*** Listing ***

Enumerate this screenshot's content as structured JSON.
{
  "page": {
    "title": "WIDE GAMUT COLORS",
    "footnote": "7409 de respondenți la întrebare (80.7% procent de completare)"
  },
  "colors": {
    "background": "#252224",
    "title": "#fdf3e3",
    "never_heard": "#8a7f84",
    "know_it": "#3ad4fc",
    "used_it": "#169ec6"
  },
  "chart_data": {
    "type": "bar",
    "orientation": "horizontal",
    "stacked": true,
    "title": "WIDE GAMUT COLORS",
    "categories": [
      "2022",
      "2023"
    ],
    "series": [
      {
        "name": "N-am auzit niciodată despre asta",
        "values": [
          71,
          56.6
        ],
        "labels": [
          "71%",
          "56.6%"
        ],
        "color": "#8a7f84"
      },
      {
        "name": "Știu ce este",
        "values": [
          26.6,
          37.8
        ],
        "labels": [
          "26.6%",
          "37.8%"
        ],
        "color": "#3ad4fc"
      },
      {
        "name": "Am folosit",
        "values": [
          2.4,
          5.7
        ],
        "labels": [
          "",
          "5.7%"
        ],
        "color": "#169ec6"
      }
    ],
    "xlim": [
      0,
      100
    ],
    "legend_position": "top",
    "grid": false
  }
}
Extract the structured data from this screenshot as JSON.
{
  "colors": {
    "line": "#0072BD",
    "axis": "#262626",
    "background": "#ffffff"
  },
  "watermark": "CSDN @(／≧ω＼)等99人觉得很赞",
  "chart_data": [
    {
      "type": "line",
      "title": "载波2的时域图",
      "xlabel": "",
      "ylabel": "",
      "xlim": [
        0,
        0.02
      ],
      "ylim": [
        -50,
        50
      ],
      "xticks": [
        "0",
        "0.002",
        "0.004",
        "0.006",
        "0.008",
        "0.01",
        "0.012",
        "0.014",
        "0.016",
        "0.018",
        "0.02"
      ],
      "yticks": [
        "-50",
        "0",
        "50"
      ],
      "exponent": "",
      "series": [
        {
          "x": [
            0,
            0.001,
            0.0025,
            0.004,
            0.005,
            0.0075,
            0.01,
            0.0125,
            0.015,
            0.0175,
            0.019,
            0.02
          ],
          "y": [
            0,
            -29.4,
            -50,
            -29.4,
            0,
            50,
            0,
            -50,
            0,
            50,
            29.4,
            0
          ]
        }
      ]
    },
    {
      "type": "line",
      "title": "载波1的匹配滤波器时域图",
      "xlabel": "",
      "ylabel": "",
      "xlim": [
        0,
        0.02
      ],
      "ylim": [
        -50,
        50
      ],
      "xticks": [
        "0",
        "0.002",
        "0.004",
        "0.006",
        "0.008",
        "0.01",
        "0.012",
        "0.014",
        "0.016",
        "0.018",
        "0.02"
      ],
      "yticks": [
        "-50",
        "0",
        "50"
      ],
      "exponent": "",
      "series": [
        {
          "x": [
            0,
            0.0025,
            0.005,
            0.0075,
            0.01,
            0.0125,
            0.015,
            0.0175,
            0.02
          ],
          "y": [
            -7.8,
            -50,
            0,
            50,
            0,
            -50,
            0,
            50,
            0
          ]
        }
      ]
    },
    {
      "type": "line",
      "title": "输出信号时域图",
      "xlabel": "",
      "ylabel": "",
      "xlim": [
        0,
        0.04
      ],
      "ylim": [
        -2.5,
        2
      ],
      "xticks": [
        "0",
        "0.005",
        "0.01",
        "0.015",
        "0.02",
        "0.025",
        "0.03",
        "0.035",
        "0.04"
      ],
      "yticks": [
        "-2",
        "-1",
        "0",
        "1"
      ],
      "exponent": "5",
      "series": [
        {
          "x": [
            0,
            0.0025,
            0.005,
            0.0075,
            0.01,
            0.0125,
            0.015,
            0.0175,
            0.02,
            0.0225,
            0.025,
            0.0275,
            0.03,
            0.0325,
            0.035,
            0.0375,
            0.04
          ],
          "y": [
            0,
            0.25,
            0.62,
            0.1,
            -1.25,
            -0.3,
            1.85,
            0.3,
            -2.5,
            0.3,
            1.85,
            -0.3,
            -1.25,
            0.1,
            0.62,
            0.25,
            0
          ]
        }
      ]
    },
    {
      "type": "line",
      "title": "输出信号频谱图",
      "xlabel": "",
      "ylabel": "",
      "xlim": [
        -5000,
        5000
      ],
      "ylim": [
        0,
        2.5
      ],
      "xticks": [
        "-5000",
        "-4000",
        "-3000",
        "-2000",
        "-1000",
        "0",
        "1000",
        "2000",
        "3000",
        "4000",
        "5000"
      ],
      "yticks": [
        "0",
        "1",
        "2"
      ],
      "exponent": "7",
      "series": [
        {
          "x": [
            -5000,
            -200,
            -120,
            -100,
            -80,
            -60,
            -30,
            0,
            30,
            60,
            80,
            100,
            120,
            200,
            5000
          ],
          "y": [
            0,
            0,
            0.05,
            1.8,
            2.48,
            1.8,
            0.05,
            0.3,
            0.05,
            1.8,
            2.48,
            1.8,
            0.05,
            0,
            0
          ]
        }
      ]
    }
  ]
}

***

> What is being asked:
Each line of the material must be restated exactly.

> Result below:
Enumerate this screenshot's content as structured JSON.
{
  "page": {
    "title": "WIDE GAMUT COLORS",
    "footnote": "7409 de respondenți la întrebare (80.7% procent de completare)"
  },
  "colors": {
    "background": "#252224",
    "title": "#fdf3e3",
    "never_heard": "#8a7f84",
    "know_it": "#3ad4fc",
    "used_it": "#169ec6"
  },
  "chart_data": {
    "type": "bar",
    "orientation": "horizontal",
    "stacked": true,
    "title": "WIDE GAMUT COLORS",
    "categories": [
      "2022",
      "2023"
    ],
    "series": [
      {
        "name": "N-am auzit niciodată despre asta",
        "values": [
          71,
          56.6
        ],
        "labels": [
          "71%",
          "56.6%"
        ],
        "color": "#8a7f84"
      },
      {
        "name": "Știu ce este",
        "values": [
          26.6,
          37.8
        ],
        "labels": [
          "26.6%",
          "37.8%"
        ],
        "color": "#3ad4fc"
      },
      {
        "name": "Am folosit",
        "values": [
          2.4,
          5.7
        ],
        "labels": [
          "",
          "5.7%"
        ],
        "color": "#169ec6"
      }
    ],
    "xlim": [
      0,
      100
    ],
    "legend_position": "top",
    "grid": false
  }
}
Extract the structured data from this screenshot as JSON.
{
  "colors": {
    "line": "#0072BD",
    "axis": "#262626",
    "background": "#ffffff"
  },
  "watermark": "CSDN @(／≧ω＼)等99人觉得很赞",
  "chart_data": [
    {
      "type": "line",
      "title": "载波2的时域图",
      "xlabel": "",
      "ylabel": "",
      "xlim": [
        0,
        0.02
      ],
      "ylim": [
        -50,
        50
      ],
      "xticks": [
        "0",
        "0.002",
        "0.004",
        "0.006",
        "0.008",
        "0.01",
        "0.012",
        "0.014",
        "0.016",
        "0.018",
        "0.02"
      ],
      "yticks": [
        "-50",
        "0",
        "50"
      ],
      "exponent": "",
      "series": [
        {
          "x": [
            0,
            0.001,
            0.0025,
            0.004,
            0.005,
            0.0075,
            0.01,
            0.0125,
            0.015,
            0.0175,
            0.019,
            0.02
          ],
          "y": [
            0,
            -29.4,
            -50,
            -29.4,
            0,
            50,
            0,
            -50,
            0,
            50,
            29.4,
            0
          ]
        }
      ]
    },
    {
      "type": "line",
      "title": "载波1的匹配滤波器时域图",
      "xlabel": "",
      "ylabel": "",
      "xlim": [
        0,
        0.02
      ],
      "ylim": [
        -50,
        50
      ],
      "xticks": [
        "0",
        "0.002",
        "0.004",
        "0.006",
        "0.008",
        "0.01",
        "0.012",
        "0.014",
        "0.016",
        "0.018",
        "0.02"
      ],
      "yticks": [
        "-50",
        "0",
        "50"
      ],
      "exponent": "",
      "series": [
        {
          "x": [
            0,
            0.0025,
            0.005,
            0.0075,
            0.01,
            0.0125,
            0.015,
            0.0175,
            0.02
          ],
          "y": [
            -7.8,
            -50,
            0,
            50,
            0,
            -50,
            0,
            50,
            0
          ]
        }
      ]
    },
    {
      "type": "line",
      "title": "输出信号时域图",
      "xlabel": "",
      "ylabel": "",
      "xlim": [
        0,
        0.04
      ],
      "ylim": [
        -2.5,
        2
      ],
      "xticks": [
        "0",
        "0.005",
        "0.01",
        "0.015",
        "0.02",
        "0.025",
        "0.03",
        "0.035",
        "0.04"
      ],
      "yticks": [
        "-2",
        "-1",
        "0",
        "1"
      ],
      "exponent": "5",
      "series": [
        {
          "x": [
            0,
            0.0025,
            0.005,
            0.0075,
            0.01,
            0.0125,
            0.015,
            0.0175,
            0.02,
            0.0225,
            0.025,
            0.0275,
            0.03,
            0.0325,
            0.035,
            0.0375,
            0.04
          ],
          "y": [
            0,
            0.25,
            0.62,
            0.1,
            -1.25,
            -0.3,
            1.85,
            0.3,
            -2.5,
            0.3,
            1.85,
            -0.3,
            -1.25,
            0.1,
            0.62,
            0.25,
            0
          ]
        }
      ]
    },
    {
      "type": "line",
      "title": "输出信号频谱图",
      "xlabel": "",
      "ylabel": "",
      "xlim": [
        -5000,
        5000
      ],
      "ylim": [
        0,
        2.5
      ],
      "xticks": [
        "-5000",
        "-4000",
        "-3000",
        "-2000",
        "-1000",
        "0",
        "1000",
        "2000",
        "3000",
        "4000",
        "5000"
      ],
      "yticks": [
        "0",
        "1",
        "2"
      ],
      "exponent": "7",
      "series": [
        {
          "x": [
            -5000,
            -200,
            -120,
            -100,
            -80,
            -60,
            -30,
            0,
            30,
            60,
            80,
            100,
            120,
            200,
            5000
          ],
          "y": [
            0,
            0,
            0.05,
            1.8,
            2.48,
            1.8,
            0.05,
            0.3,
            0.05,
            1.8,
            2.48,
            1.8,
            0.05,
            0,
            0
          ]
        }
      ]
    }
  ]
}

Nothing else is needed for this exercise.